- [Task requirements]:
Your copy of the material below should match it exactly, except that it holds no pictures.

******

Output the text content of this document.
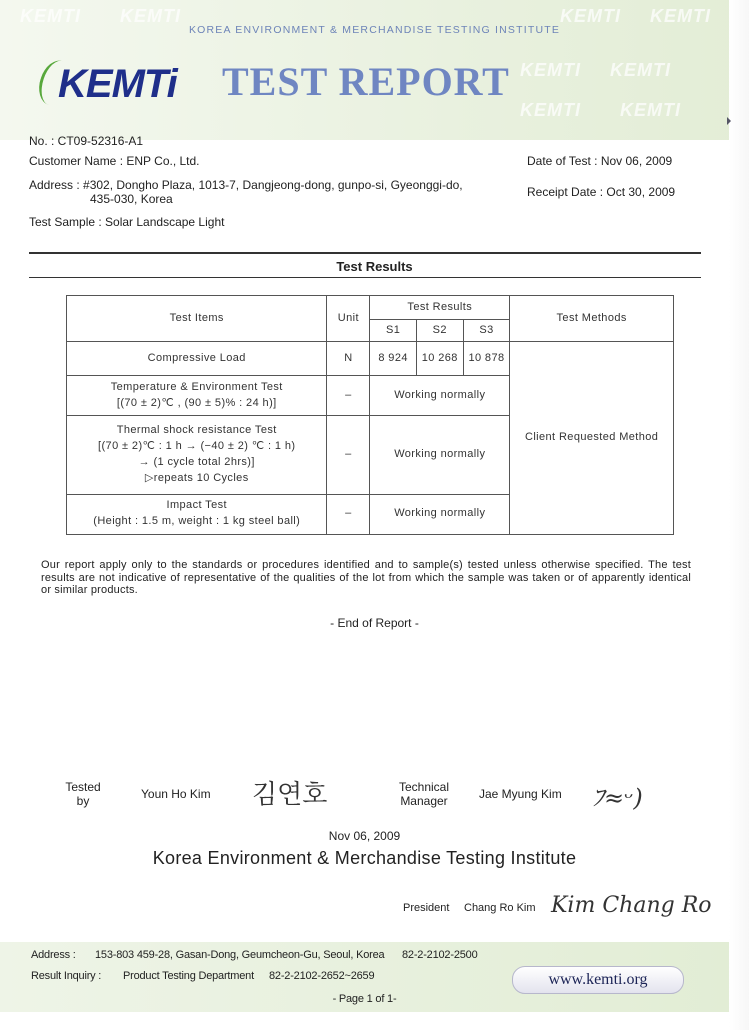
KEMTI KEMTI	KEMTI KEMTI
KEMTI KEMTI
KEMTI KEMTI
KOREA ENVIRONMENT & MERCHANDISE TESTING INSTITUTE
KEMTi TEST REPORT
No. : CT09-52316-A1
Customer Name : ENP Co., Ltd.	Date of Test : Nov 06, 2009
Address : #302, Dongho Plaza, 1013-7, Dangjeong-dong, gunpo-si, Gyeonggi-do,
435-030, Korea	Receipt Date : Oct 30, 2009
Test Sample : Solar Landscape Light
Test Results
Test Items	Unit	Test Results			Test Methods
		S1	S2	S3	

Compressive Load	N	8 924	10 268	10 878	Client Requested Method

Temperature & Environment Test
[(70 ± 2)℃ , (90 ± 5)% : 24 h)]	–	Working normally			

Thermal shock resistance Test
[(70 ± 2)℃ : 1 h → (−40 ± 2) ℃ : 1 h)
→ (1 cycle total 2hrs)]
▷repeats 10 Cycles	–	Working normally			

Impact Test
(Height : 1.5 m, weight : 1 kg steel ball)	–	Working normally			
Our report apply only to the standards or procedures identified and to sample(s) tested unless otherwise specified. The test results are not indicative of representative of the qualities of the lot from which the sample was taken or of apparently identical or similar products.
- End of Report -
Tested
by	Youn Ho Kim 김연호	Technical
Manager	Jae Myung Kim ﾌ≈ᵕ)
Nov 06, 2009
Korea Environment & Merchandise Testing Institute
President Chang Ro Kim Kim Chang Ro
Address : 153-803 459-28, Gasan-Dong, Geumcheon-Gu, Seoul, Korea 82-2-2102-2500
Result Inquiry : Product Testing Department 82-2-2102-2652~2659	www.kemti.org
- Page 1 of 1-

******

- [Exercise output]:
Output the text content of this document.
KEMTI KEMTI	KEMTI KEMTI
KEMTI KEMTI
KEMTI KEMTI
KOREA ENVIRONMENT & MERCHANDISE TESTING INSTITUTE
KEMTi TEST REPORT
No. : CT09-52316-A1
Customer Name : ENP Co., Ltd.	Date of Test : Nov 06, 2009
Address : #302, Dongho Plaza, 1013-7, Dangjeong-dong, gunpo-si, Gyeonggi-do,
435-030, Korea	Receipt Date : Oct 30, 2009
Test Sample : Solar Landscape Light
Test Results
Test Items	Unit	Test Results			Test Methods
		S1	S2	S3	

Compressive Load	N	8 924	10 268	10 878	Client Requested Method

Temperature & Environment Test
[(70 ± 2)℃ , (90 ± 5)% : 24 h)]	–	Working normally			

Thermal shock resistance Test
[(70 ± 2)℃ : 1 h → (−40 ± 2) ℃ : 1 h)
→ (1 cycle total 2hrs)]
▷repeats 10 Cycles	–	Working normally			

Impact Test
(Height : 1.5 m, weight : 1 kg steel ball)	–	Working normally			
Our report apply only to the standards or procedures identified and to sample(s) tested unless otherwise specified. The test results are not indicative of representative of the qualities of the lot from which the sample was taken or of apparently identical or similar products.
- End of Report -
Tested
by	Youn Ho Kim 김연호	Technical
Manager	Jae Myung Kim ﾌ≈ᵕ)
Nov 06, 2009
Korea Environment & Merchandise Testing Institute
President Chang Ro Kim Kim Chang Ro
Address : 153-803 459-28, Gasan-Dong, Geumcheon-Gu, Seoul, Korea 82-2-2102-2500
Result Inquiry : Product Testing Department 82-2-2102-2652~2659	www.kemti.org
- Page 1 of 1-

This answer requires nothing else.